=== DATA PROVIDED ===

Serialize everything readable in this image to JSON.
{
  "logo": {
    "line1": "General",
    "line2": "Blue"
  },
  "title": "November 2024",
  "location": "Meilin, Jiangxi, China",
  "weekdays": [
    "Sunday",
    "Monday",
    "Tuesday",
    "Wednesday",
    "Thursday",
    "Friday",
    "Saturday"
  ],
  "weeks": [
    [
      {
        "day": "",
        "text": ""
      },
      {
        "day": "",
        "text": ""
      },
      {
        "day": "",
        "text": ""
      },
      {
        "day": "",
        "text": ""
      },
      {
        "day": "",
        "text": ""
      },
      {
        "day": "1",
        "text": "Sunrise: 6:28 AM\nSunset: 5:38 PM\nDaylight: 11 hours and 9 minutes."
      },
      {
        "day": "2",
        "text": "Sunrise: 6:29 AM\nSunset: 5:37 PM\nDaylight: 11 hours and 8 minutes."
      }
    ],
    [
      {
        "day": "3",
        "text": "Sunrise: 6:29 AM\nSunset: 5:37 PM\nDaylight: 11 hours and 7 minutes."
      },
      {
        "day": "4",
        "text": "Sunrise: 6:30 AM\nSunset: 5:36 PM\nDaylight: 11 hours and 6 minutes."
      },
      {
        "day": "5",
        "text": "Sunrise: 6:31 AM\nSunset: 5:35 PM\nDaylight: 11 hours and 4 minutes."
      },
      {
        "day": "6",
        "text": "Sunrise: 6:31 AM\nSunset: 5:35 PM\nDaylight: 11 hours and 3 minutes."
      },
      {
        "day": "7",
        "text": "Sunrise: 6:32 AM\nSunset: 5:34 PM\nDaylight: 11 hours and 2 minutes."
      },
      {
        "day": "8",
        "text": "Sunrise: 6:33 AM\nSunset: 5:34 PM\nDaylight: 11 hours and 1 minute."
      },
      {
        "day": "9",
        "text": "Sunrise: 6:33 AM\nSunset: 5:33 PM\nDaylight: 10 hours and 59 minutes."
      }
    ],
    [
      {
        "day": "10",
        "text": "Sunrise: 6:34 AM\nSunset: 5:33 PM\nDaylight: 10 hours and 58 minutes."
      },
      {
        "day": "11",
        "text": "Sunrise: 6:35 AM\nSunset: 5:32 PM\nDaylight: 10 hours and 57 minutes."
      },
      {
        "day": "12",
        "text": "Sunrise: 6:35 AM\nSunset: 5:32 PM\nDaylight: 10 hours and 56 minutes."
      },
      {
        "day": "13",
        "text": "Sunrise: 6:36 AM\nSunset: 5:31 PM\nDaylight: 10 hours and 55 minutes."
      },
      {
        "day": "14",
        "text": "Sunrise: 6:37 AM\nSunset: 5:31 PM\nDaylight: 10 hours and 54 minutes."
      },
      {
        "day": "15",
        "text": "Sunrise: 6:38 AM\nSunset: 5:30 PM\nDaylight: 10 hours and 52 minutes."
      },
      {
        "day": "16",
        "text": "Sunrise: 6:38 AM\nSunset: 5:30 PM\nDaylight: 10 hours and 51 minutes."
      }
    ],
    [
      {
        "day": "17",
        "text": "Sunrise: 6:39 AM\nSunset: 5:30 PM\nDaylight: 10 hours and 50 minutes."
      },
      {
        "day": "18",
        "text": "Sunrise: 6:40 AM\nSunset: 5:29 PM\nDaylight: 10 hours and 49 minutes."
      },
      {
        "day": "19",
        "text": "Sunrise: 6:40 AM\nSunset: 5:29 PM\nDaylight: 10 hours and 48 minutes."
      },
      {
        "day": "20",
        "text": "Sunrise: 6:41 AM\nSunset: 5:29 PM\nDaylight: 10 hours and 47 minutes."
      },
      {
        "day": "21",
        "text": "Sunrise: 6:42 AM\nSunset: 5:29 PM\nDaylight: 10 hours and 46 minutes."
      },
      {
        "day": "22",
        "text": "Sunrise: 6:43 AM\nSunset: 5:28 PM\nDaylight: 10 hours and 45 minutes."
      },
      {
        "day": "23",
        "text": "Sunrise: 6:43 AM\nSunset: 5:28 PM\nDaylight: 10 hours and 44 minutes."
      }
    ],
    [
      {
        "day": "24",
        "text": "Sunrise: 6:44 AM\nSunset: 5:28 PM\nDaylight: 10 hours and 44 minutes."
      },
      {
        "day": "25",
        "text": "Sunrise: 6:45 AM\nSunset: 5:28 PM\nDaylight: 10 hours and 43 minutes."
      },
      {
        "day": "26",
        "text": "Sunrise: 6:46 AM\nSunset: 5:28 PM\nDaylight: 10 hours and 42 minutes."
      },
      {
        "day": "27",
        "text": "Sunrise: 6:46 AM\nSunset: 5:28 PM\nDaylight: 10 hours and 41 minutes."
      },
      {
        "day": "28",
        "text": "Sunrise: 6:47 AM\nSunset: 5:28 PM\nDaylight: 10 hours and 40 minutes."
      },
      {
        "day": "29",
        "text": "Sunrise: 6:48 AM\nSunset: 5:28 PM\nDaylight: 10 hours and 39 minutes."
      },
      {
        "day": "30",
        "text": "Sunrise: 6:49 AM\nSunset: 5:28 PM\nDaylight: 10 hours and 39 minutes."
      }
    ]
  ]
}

===

* **TASK INSTRUCTIONS**
From the records above, extract every line exactly as it stands.

* **SOLVED EXERCISE**
Serialize everything readable in this image to JSON.
{
  "logo": {
    "line1": "General",
    "line2": "Blue"
  },
  "title": "November 2024",
  "location": "Meilin, Jiangxi, China",
  "weekdays": [
    "Sunday",
    "Monday",
    "Tuesday",
    "Wednesday",
    "Thursday",
    "Friday",
    "Saturday"
  ],
  "weeks": [
    [
      {
        "day": "",
        "text": ""
      },
      {
        "day": "",
        "text": ""
      },
      {
        "day": "",
        "text": ""
      },
      {
        "day": "",
        "text": ""
      },
      {
        "day": "",
        "text": ""
      },
      {
        "day": "1",
        "text": "Sunrise: 6:28 AM\nSunset: 5:38 PM\nDaylight: 11 hours and 9 minutes."
      },
      {
        "day": "2",
        "text": "Sunrise: 6:29 AM\nSunset: 5:37 PM\nDaylight: 11 hours and 8 minutes."
      }
    ],
    [
      {
        "day": "3",
        "text": "Sunrise: 6:29 AM\nSunset: 5:37 PM\nDaylight: 11 hours and 7 minutes."
      },
      {
        "day": "4",
        "text": "Sunrise: 6:30 AM\nSunset: 5:36 PM\nDaylight: 11 hours and 6 minutes."
      },
      {
        "day": "5",
        "text": "Sunrise: 6:31 AM\nSunset: 5:35 PM\nDaylight: 11 hours and 4 minutes."
      },
      {
        "day": "6",
        "text": "Sunrise: 6:31 AM\nSunset: 5:35 PM\nDaylight: 11 hours and 3 minutes."
      },
      {
        "day": "7",
        "text": "Sunrise: 6:32 AM\nSunset: 5:34 PM\nDaylight: 11 hours and 2 minutes."
      },
      {
        "day": "8",
        "text": "Sunrise: 6:33 AM\nSunset: 5:34 PM\nDaylight: 11 hours and 1 minute."
      },
      {
        "day": "9",
        "text": "Sunrise: 6:33 AM\nSunset: 5:33 PM\nDaylight: 10 hours and 59 minutes."
      }
    ],
    [
      {
        "day": "10",
        "text": "Sunrise: 6:34 AM\nSunset: 5:33 PM\nDaylight: 10 hours and 58 minutes."
      },
      {
        "day": "11",
        "text": "Sunrise: 6:35 AM\nSunset: 5:32 PM\nDaylight: 10 hours and 57 minutes."
      },
      {
        "day": "12",
        "text": "Sunrise: 6:35 AM\nSunset: 5:32 PM\nDaylight: 10 hours and 56 minutes."
      },
      {
        "day": "13",
        "text": "Sunrise: 6:36 AM\nSunset: 5:31 PM\nDaylight: 10 hours and 55 minutes."
      },
      {
        "day": "14",
        "text": "Sunrise: 6:37 AM\nSunset: 5:31 PM\nDaylight: 10 hours and 54 minutes."
      },
      {
        "day": "15",
        "text": "Sunrise: 6:38 AM\nSunset: 5:30 PM\nDaylight: 10 hours and 52 minutes."
      },
      {
        "day": "16",
        "text": "Sunrise: 6:38 AM\nSunset: 5:30 PM\nDaylight: 10 hours and 51 minutes."
      }
    ],
    [
      {
        "day": "17",
        "text": "Sunrise: 6:39 AM\nSunset: 5:30 PM\nDaylight: 10 hours and 50 minutes."
      },
      {
        "day": "18",
        "text": "Sunrise: 6:40 AM\nSunset: 5:29 PM\nDaylight: 10 hours and 49 minutes."
      },
      {
        "day": "19",
        "text": "Sunrise: 6:40 AM\nSunset: 5:29 PM\nDaylight: 10 hours and 48 minutes."
      },
      {
        "day": "20",
        "text": "Sunrise: 6:41 AM\nSunset: 5:29 PM\nDaylight: 10 hours and 47 minutes."
      },
      {
        "day": "21",
        "text": "Sunrise: 6:42 AM\nSunset: 5:29 PM\nDaylight: 10 hours and 46 minutes."
      },
      {
        "day": "22",
        "text": "Sunrise: 6:43 AM\nSunset: 5:28 PM\nDaylight: 10 hours and 45 minutes."
      },
      {
        "day": "23",
        "text": "Sunrise: 6:43 AM\nSunset: 5:28 PM\nDaylight: 10 hours and 44 minutes."
      }
    ],
    [
      {
        "day": "24",
        "text": "Sunrise: 6:44 AM\nSunset: 5:28 PM\nDaylight: 10 hours and 44 minutes."
      },
      {
        "day": "25",
        "text": "Sunrise: 6:45 AM\nSunset: 5:28 PM\nDaylight: 10 hours and 43 minutes."
      },
      {
        "day": "26",
        "text": "Sunrise: 6:46 AM\nSunset: 5:28 PM\nDaylight: 10 hours and 42 minutes."
      },
      {
        "day": "27",
        "text": "Sunrise: 6:46 AM\nSunset: 5:28 PM\nDaylight: 10 hours and 41 minutes."
      },
      {
        "day": "28",
        "text": "Sunrise: 6:47 AM\nSunset: 5:28 PM\nDaylight: 10 hours and 40 minutes."
      },
      {
        "day": "29",
        "text": "Sunrise: 6:48 AM\nSunset: 5:28 PM\nDaylight: 10 hours and 39 minutes."
      },
      {
        "day": "30",
        "text": "Sunrise: 6:49 AM\nSunset: 5:28 PM\nDaylight: 10 hours and 39 minutes."
      }
    ]
  ]
}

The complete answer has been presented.